* [Figure record listings]
****
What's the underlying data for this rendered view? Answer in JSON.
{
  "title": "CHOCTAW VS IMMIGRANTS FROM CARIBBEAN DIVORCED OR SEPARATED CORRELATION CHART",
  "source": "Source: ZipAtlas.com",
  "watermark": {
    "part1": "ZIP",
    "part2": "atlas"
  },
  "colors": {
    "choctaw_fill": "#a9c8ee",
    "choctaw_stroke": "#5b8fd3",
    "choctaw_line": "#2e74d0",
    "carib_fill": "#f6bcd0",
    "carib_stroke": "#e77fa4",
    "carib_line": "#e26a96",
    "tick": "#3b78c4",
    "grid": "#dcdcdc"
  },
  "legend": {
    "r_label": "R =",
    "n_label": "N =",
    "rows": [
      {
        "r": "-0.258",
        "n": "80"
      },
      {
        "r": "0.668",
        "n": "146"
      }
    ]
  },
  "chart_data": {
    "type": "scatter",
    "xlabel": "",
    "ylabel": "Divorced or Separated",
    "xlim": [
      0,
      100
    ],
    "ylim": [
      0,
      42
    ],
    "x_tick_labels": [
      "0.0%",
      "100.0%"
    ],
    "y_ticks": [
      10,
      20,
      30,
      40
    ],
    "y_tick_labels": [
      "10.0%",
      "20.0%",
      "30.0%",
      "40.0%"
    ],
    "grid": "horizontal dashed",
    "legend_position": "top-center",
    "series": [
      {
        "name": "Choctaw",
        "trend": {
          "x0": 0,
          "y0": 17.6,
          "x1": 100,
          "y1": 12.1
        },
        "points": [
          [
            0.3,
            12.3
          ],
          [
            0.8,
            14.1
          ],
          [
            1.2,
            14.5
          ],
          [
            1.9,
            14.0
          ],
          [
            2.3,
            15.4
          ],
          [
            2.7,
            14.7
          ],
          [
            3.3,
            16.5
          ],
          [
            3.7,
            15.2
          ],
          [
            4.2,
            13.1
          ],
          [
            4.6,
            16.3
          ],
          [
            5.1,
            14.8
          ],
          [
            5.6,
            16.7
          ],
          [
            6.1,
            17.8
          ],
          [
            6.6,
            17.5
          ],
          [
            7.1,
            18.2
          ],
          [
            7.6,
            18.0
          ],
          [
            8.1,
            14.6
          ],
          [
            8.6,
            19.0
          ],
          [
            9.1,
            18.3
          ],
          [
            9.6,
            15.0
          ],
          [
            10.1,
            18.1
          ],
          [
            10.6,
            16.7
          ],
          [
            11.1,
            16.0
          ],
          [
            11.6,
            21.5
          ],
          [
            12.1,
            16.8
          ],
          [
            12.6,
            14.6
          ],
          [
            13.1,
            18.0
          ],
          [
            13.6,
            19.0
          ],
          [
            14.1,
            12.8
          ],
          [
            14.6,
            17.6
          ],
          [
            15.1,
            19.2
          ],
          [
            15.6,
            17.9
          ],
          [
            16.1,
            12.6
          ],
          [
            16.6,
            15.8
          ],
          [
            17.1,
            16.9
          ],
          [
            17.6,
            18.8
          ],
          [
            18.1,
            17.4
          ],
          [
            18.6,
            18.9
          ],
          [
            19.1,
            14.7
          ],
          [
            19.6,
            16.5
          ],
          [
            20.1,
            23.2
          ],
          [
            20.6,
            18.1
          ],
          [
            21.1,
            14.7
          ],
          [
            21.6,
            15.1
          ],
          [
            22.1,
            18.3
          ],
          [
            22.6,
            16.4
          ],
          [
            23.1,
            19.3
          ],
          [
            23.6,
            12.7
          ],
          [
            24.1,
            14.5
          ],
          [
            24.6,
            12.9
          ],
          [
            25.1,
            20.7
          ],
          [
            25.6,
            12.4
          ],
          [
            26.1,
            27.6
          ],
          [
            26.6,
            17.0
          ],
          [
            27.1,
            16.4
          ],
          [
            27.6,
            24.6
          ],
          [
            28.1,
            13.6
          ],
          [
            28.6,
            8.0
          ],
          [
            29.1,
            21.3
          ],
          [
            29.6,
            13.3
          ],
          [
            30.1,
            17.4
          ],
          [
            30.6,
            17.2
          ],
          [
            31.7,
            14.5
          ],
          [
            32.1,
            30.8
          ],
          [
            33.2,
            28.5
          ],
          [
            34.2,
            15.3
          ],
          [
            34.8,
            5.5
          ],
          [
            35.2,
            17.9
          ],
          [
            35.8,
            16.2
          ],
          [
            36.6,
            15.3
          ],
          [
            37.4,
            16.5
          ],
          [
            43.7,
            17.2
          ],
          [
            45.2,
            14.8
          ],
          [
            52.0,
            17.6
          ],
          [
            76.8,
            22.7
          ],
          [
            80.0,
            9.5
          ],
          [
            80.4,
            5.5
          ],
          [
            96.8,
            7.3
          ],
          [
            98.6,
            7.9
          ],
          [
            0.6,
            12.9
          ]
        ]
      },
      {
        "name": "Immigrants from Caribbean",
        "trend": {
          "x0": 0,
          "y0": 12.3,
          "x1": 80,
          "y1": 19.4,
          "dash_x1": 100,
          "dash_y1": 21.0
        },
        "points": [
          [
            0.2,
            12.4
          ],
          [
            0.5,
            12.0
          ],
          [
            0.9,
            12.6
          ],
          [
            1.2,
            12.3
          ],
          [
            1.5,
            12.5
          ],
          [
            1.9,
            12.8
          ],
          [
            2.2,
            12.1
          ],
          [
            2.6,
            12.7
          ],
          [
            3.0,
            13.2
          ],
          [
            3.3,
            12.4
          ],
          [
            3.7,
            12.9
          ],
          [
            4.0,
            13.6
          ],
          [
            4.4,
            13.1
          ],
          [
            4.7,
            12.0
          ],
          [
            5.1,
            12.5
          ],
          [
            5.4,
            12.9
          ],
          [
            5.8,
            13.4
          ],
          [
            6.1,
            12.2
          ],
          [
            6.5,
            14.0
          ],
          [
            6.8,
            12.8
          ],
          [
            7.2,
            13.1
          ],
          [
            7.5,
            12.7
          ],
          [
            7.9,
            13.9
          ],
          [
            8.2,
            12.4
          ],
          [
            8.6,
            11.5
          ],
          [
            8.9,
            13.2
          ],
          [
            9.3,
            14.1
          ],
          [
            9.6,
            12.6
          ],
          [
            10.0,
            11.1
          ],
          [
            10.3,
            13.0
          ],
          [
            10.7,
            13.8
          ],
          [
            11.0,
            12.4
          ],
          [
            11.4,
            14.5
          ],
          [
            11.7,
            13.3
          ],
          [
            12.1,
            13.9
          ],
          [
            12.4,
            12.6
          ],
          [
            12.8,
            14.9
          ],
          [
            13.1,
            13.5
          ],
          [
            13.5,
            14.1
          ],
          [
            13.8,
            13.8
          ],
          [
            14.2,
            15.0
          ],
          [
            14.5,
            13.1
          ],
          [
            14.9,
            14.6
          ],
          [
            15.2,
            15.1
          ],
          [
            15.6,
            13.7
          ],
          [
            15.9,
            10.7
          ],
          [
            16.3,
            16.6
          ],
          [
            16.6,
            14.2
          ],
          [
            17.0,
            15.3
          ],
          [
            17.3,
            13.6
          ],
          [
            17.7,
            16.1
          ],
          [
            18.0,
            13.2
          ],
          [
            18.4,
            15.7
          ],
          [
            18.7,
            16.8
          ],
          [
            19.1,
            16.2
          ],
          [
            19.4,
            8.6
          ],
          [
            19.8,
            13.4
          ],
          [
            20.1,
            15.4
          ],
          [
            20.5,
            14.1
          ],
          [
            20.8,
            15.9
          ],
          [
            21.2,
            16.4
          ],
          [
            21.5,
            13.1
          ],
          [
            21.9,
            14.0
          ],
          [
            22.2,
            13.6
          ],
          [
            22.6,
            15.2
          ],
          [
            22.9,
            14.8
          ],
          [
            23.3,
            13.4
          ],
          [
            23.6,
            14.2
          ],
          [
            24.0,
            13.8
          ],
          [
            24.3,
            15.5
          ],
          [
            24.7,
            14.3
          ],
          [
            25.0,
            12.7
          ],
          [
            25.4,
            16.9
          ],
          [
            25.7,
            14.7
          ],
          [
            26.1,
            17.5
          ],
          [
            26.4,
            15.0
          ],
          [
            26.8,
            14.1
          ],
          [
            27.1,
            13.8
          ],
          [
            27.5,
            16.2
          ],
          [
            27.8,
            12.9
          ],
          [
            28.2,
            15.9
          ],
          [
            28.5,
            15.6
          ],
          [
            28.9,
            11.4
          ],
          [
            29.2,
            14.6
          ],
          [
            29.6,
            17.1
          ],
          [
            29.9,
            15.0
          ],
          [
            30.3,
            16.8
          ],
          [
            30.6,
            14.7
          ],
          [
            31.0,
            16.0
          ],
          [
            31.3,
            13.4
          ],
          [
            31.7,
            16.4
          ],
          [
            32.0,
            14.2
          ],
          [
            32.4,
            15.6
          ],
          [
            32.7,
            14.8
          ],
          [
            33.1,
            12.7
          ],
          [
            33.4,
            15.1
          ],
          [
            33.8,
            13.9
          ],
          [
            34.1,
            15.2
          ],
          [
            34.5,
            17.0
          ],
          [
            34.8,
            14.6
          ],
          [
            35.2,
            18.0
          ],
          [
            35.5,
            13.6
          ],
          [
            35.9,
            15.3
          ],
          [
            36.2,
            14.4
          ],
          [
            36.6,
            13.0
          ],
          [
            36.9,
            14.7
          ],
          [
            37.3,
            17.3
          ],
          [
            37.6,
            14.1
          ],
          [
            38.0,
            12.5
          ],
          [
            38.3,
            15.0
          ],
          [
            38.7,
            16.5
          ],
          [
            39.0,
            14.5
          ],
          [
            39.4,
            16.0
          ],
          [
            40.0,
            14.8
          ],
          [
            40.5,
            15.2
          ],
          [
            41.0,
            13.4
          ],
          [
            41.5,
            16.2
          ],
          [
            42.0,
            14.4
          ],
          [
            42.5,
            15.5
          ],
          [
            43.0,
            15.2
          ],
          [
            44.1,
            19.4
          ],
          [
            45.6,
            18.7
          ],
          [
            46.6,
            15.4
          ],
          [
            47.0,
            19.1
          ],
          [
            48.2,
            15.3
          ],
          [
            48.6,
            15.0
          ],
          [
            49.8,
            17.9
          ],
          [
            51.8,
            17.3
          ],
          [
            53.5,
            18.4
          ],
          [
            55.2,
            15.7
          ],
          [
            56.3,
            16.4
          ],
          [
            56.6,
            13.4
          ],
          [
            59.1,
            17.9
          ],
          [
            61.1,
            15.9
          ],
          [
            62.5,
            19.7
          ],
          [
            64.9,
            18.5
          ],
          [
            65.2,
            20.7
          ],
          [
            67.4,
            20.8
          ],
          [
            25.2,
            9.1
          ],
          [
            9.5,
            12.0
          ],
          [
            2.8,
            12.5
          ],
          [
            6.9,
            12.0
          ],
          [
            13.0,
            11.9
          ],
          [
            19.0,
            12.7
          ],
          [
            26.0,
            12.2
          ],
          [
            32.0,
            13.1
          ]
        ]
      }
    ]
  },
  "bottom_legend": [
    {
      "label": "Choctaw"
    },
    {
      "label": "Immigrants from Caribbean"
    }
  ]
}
****
* [Exercise aim]
From the records above, how many lines include the word "grid"? Only the number is wanted.

* [Exercise solution]
2